#### ITEMS

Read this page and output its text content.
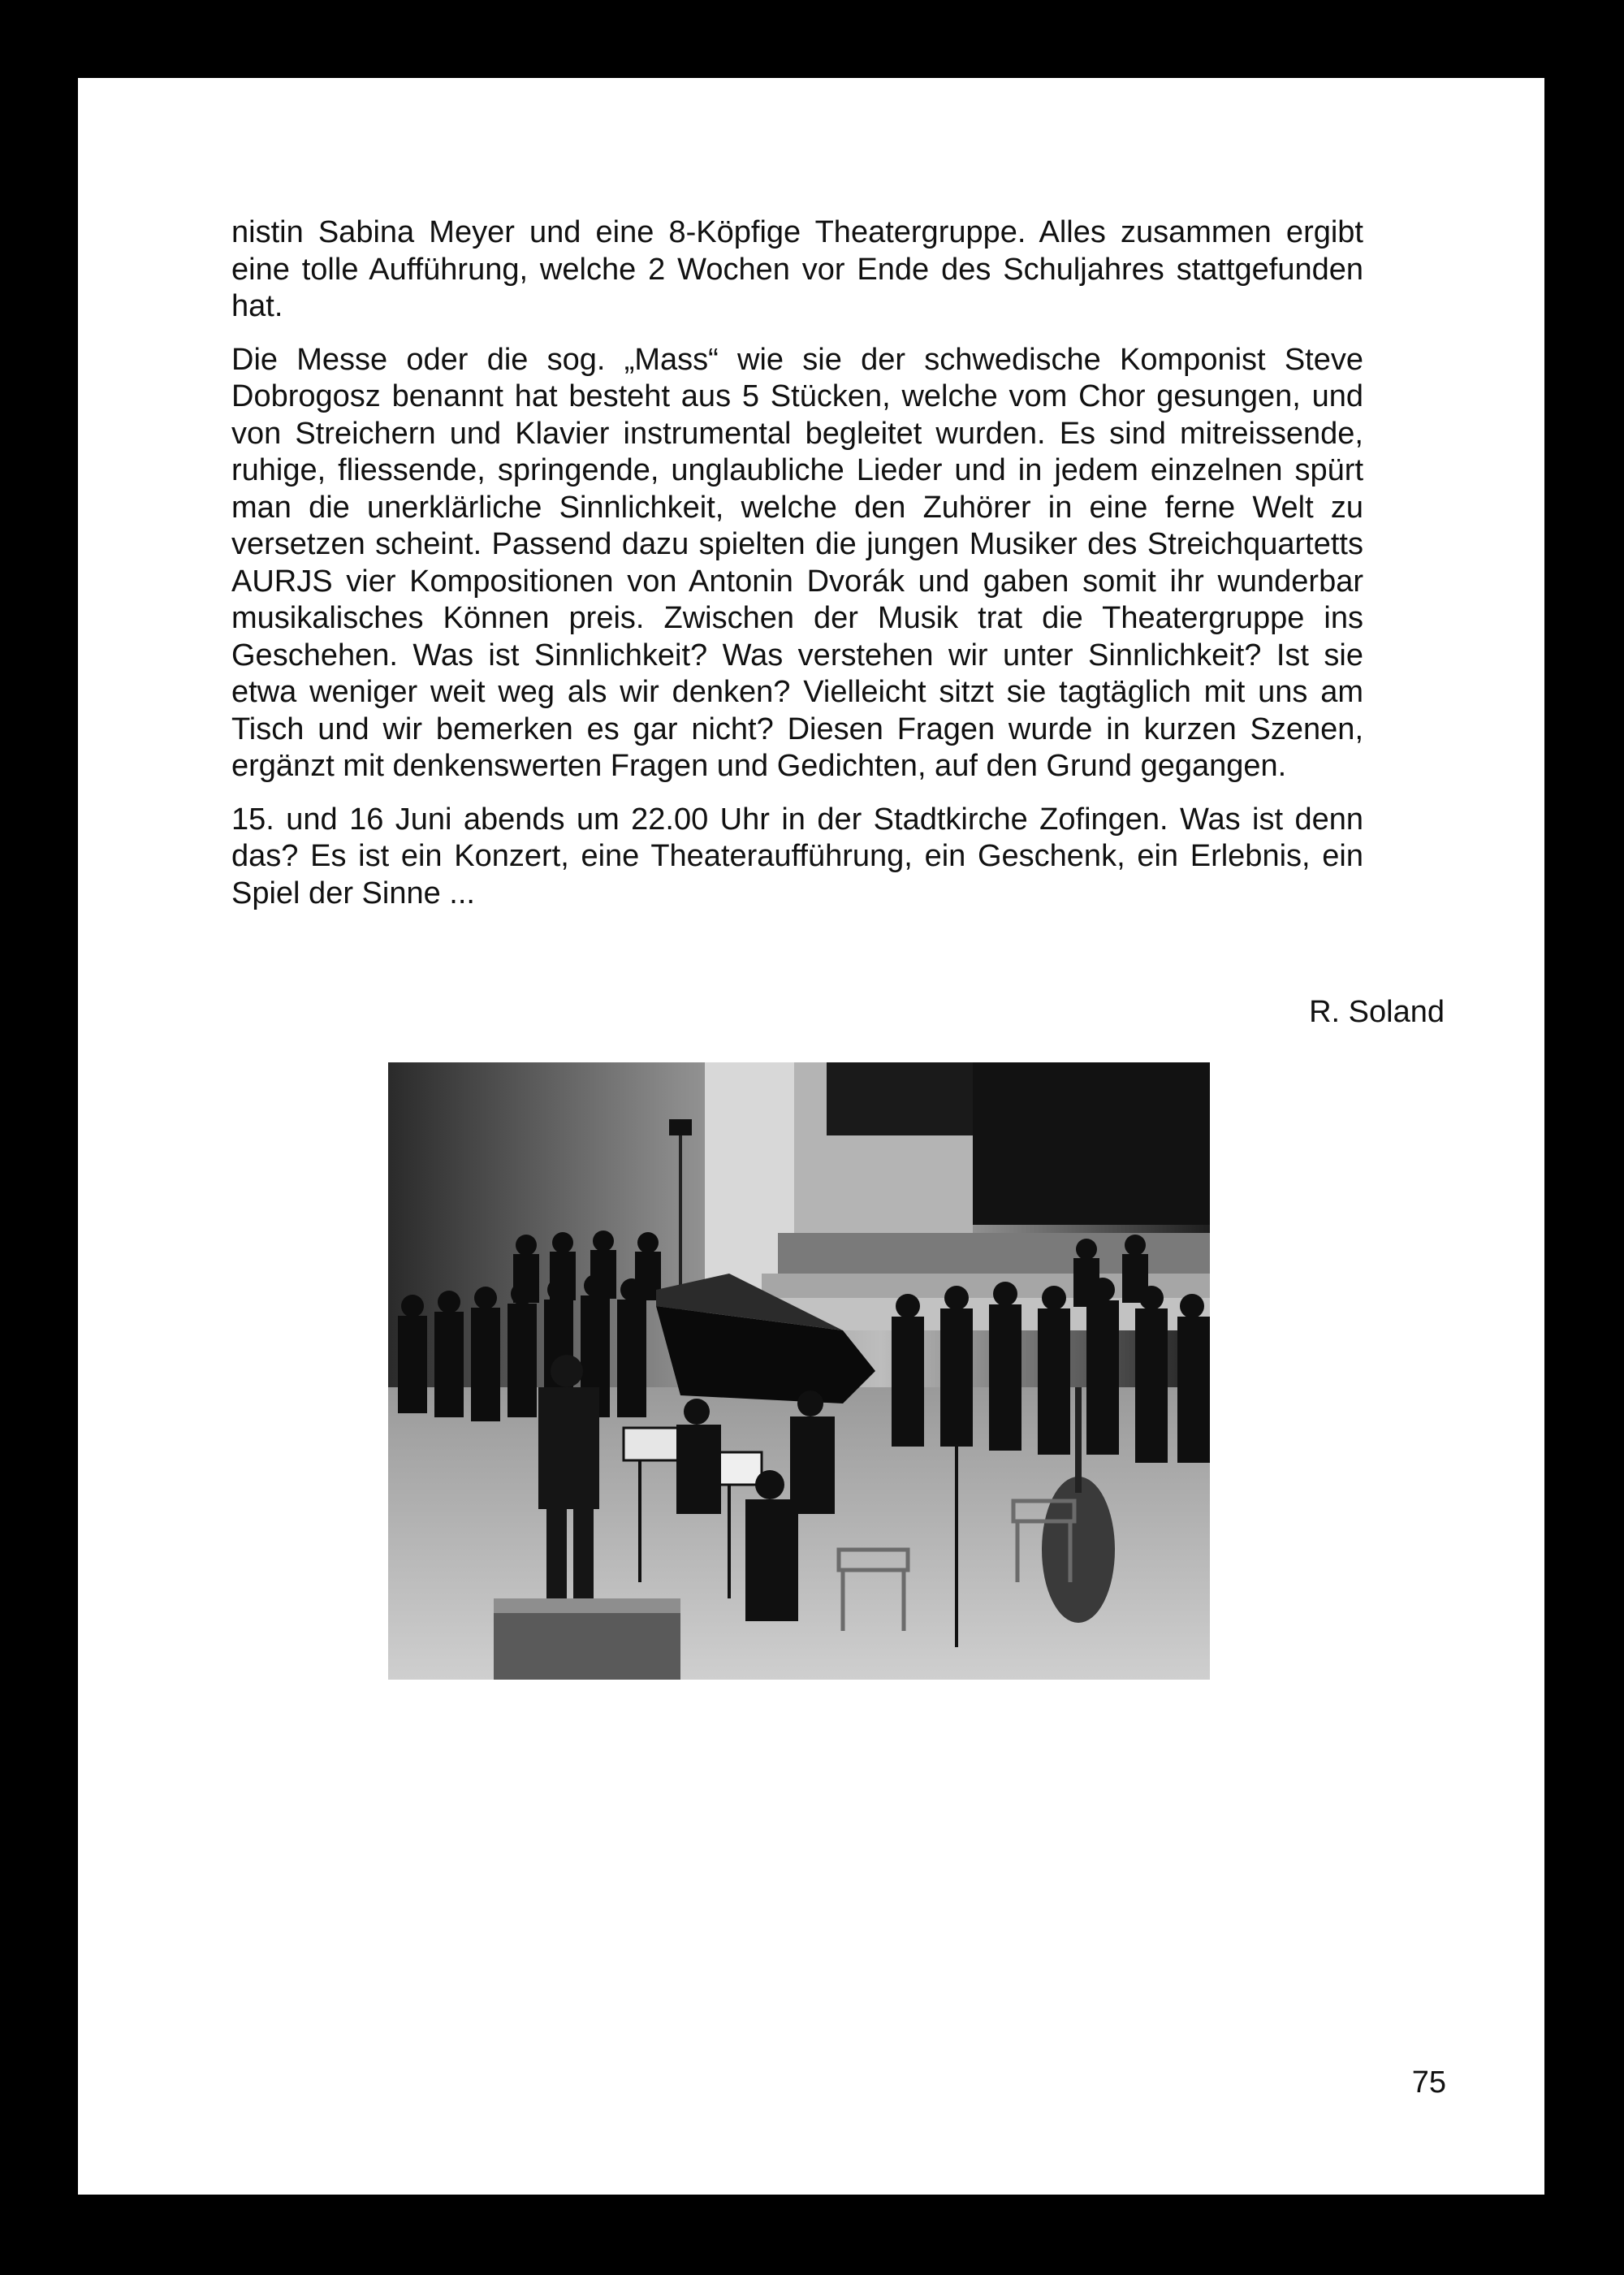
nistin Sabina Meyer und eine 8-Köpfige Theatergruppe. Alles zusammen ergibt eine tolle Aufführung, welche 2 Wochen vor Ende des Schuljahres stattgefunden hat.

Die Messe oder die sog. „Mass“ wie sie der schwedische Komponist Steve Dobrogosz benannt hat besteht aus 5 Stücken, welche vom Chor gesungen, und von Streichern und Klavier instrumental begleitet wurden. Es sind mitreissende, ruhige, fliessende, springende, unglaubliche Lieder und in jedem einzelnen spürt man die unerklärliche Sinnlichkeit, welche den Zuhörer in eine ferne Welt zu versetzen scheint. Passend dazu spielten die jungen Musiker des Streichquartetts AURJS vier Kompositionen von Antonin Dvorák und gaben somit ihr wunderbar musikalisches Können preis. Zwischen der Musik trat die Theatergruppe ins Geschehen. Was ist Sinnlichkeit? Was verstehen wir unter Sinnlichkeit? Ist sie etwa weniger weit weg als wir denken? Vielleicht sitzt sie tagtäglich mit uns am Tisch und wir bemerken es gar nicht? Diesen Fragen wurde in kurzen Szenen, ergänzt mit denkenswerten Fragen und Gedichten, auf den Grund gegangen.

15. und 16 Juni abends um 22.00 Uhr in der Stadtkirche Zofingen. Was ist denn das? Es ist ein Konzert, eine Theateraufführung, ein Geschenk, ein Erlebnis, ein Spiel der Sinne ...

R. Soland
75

########

* [TASK DETAILS]:
Write out the listing above exactly as it stands, pictures excluded.

* [COMPLETE OUTPUT]:
Read this page and output its text content.
nistin Sabina Meyer und eine 8-Köpfige Theatergruppe. Alles zusammen ergibt eine tolle Aufführung, welche 2 Wochen vor Ende des Schuljahres stattgefunden hat.

Die Messe oder die sog. „Mass“ wie sie der schwedische Komponist Steve Dobrogosz benannt hat besteht aus 5 Stücken, welche vom Chor gesungen, und von Streichern und Klavier instrumental begleitet wurden. Es sind mitreissende, ruhige, fliessende, springende, unglaubliche Lieder und in jedem einzelnen spürt man die unerklärliche Sinnlichkeit, welche den Zuhörer in eine ferne Welt zu versetzen scheint. Passend dazu spielten die jungen Musiker des Streichquartetts AURJS vier Kompositionen von Antonin Dvorák und gaben somit ihr wunderbar musikalisches Können preis. Zwischen der Musik trat die Theatergruppe ins Geschehen. Was ist Sinnlichkeit? Was verstehen wir unter Sinnlichkeit? Ist sie etwa weniger weit weg als wir denken? Vielleicht sitzt sie tagtäglich mit uns am Tisch und wir bemerken es gar nicht? Diesen Fragen wurde in kurzen Szenen, ergänzt mit denkenswerten Fragen und Gedichten, auf den Grund gegangen.

15. und 16 Juni abends um 22.00 Uhr in der Stadtkirche Zofingen. Was ist denn das? Es ist ein Konzert, eine Theateraufführung, ein Geschenk, ein Erlebnis, ein Spiel der Sinne ...

R. Soland
75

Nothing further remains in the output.